DOCUMENT EXCERPT:

━━━━━━

If a field width is specified, it will taken to be the minimum number of characters to be consumed from the input range. If a field precision is specified, it will taken to be the maximum number of characters to be consumed from the input range. If either field width or precision is specified, but no alignment is, the default alignment for the type is considered (see std::format).

For the '^' alignment, fill characters both before and after the value will be considered. The number of fill characters doesn’t have to be equal: input will be parsed until either a non-fill character is encountered, or the (maximum) field precision is exhausted, after which checking is done for the (minimum) field width.

━━━━━━

ENTRIES SUPPLIED:

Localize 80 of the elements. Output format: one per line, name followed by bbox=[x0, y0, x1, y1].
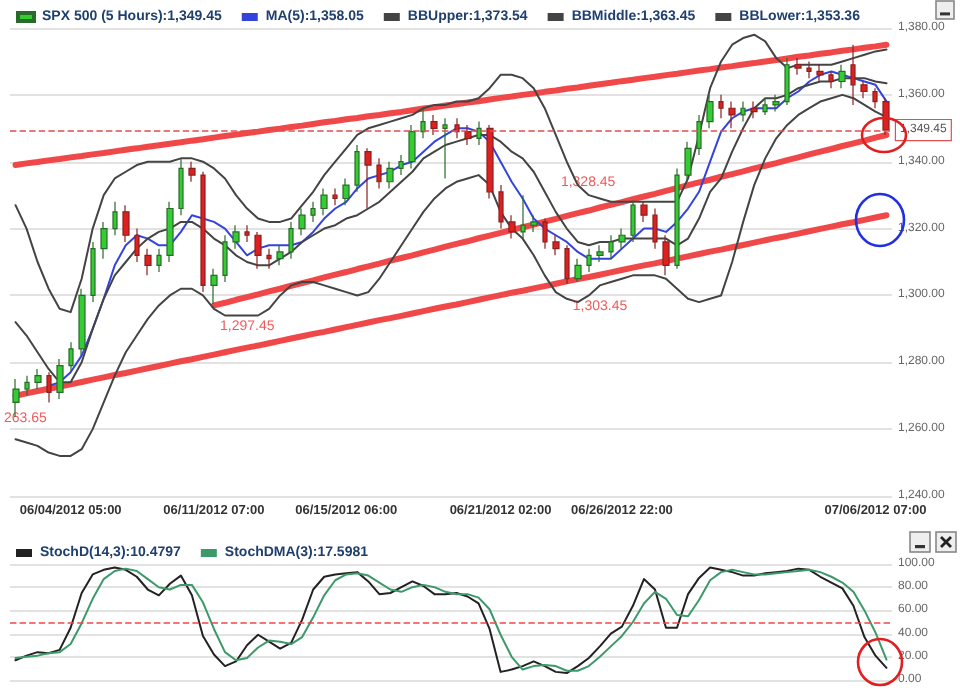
candlestick bbox=[718, 94, 724, 119]
candlestick bbox=[90, 241, 96, 303]
candlestick bbox=[178, 157, 184, 216]
candlestick bbox=[476, 121, 482, 146]
candlestick bbox=[674, 167, 680, 270]
candlestick bbox=[112, 201, 118, 236]
candlestick bbox=[320, 187, 328, 216]
candlestick bbox=[430, 114, 438, 136]
candlestick bbox=[56, 358, 64, 400]
candlestick bbox=[464, 124, 472, 146]
candlestick bbox=[144, 248, 152, 276]
candlestick bbox=[486, 124, 494, 200]
candlestick bbox=[166, 201, 174, 263]
candlestick bbox=[508, 214, 516, 240]
candlestick bbox=[354, 144, 360, 193]
candlestick bbox=[850, 44, 856, 106]
candlestick bbox=[750, 100, 758, 119]
candlestick bbox=[640, 201, 648, 223]
candlestick bbox=[386, 161, 394, 190]
candlestick bbox=[46, 371, 52, 403]
candlestick bbox=[652, 207, 658, 250]
candlestick bbox=[740, 100, 746, 123]
candlestick bbox=[498, 184, 504, 230]
candlestick bbox=[34, 368, 42, 390]
candlestick bbox=[68, 341, 74, 373]
candlestick bbox=[222, 234, 228, 283]
candlestick bbox=[266, 248, 272, 270]
candlestick bbox=[398, 154, 404, 176]
candlestick bbox=[134, 227, 140, 263]
candlestick bbox=[828, 70, 834, 89]
candlestick bbox=[210, 268, 218, 305]
candlestick bbox=[298, 207, 306, 236]
candlestick bbox=[442, 117, 448, 180]
candlestick bbox=[542, 217, 548, 250]
candlestick bbox=[662, 234, 670, 276]
candlestick bbox=[232, 224, 240, 250]
candlestick bbox=[408, 124, 416, 169]
candlestick bbox=[772, 94, 780, 113]
candlestick bbox=[596, 244, 604, 263]
line-series bbox=[12, 41, 890, 169]
candlestick bbox=[706, 94, 714, 129]
candlestick bbox=[420, 107, 426, 139]
candlestick bbox=[310, 201, 316, 223]
candlestick bbox=[762, 97, 768, 116]
candlestick bbox=[574, 258, 582, 283]
candlestick bbox=[332, 187, 338, 206]
candlestick bbox=[520, 194, 526, 240]
candlestick bbox=[618, 227, 626, 250]
candlestick bbox=[364, 147, 372, 210]
candlestick bbox=[100, 221, 108, 260]
candlestick bbox=[882, 97, 890, 136]
candlestick bbox=[860, 80, 868, 99]
candlestick bbox=[806, 60, 812, 79]
candlestick bbox=[728, 100, 736, 129]
candlestick bbox=[254, 231, 262, 270]
candlestick bbox=[784, 57, 790, 106]
candlestick bbox=[872, 87, 878, 109]
candlestick bbox=[156, 248, 162, 273]
candlestick bbox=[696, 114, 702, 156]
candlestick bbox=[816, 64, 824, 83]
candlestick bbox=[838, 64, 846, 89]
candlestick bbox=[586, 248, 592, 273]
candlestick bbox=[276, 244, 284, 266]
candlestick bbox=[342, 177, 350, 206]
candlestick bbox=[200, 171, 206, 293]
candlestick bbox=[608, 234, 614, 260]
candlestick bbox=[684, 141, 692, 183]
candlestick bbox=[78, 288, 86, 357]
candlestick bbox=[244, 224, 250, 243]
candlestick bbox=[552, 234, 560, 256]
candlestick bbox=[630, 199, 636, 243]
candlestick bbox=[376, 157, 382, 190]
line-series bbox=[14, 33, 888, 314]
candlestick bbox=[288, 221, 294, 260]
candlestick bbox=[564, 244, 570, 285]
candlestick bbox=[188, 161, 196, 183]
candlestick bbox=[24, 375, 30, 397]
candlestick bbox=[530, 214, 538, 233]
candlestick bbox=[122, 204, 130, 243]
candlestick bbox=[794, 57, 802, 76]
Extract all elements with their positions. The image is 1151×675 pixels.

━━━━━━

SHORT TASK A:
Answer these questions from the text on field width and alignment:
(i) What does a specified field width set?
(ii) What does a specified field precision set?
(iii) With '^' alignment, where are fill characters considered?
SHORT TASK B: Please rewrite the paragraph beginning "If a field width is specified" from the text on field width and alignment as a short list, keeping its main facts.
SHORT TASK C: Using the text on field width and alignment, explain in one to three sentences why the number of fill characters before and after a '^'-aligned value does not have to be equal.
The entries have no connection to the text on field width and alignment.

EXPECTED OUTPUT A:
(i) The minimum number of characters to be consumed from the input range.
(ii) The maximum number of characters to be consumed from the input range.
(iii) Both before and after the value.

EXPECTED OUTPUT B:
- Field width: the minimum number of characters consumed from the input range.
- Field precision: the maximum number of characters consumed from the input range.
- If width or precision is specified without an alignment, the type's default alignment applies (see std::format).

EXPECTED OUTPUT C: Input is parsed until either a non-fill character is encountered or the maximum field precision is exhausted. Only after that is the input checked against the minimum field width.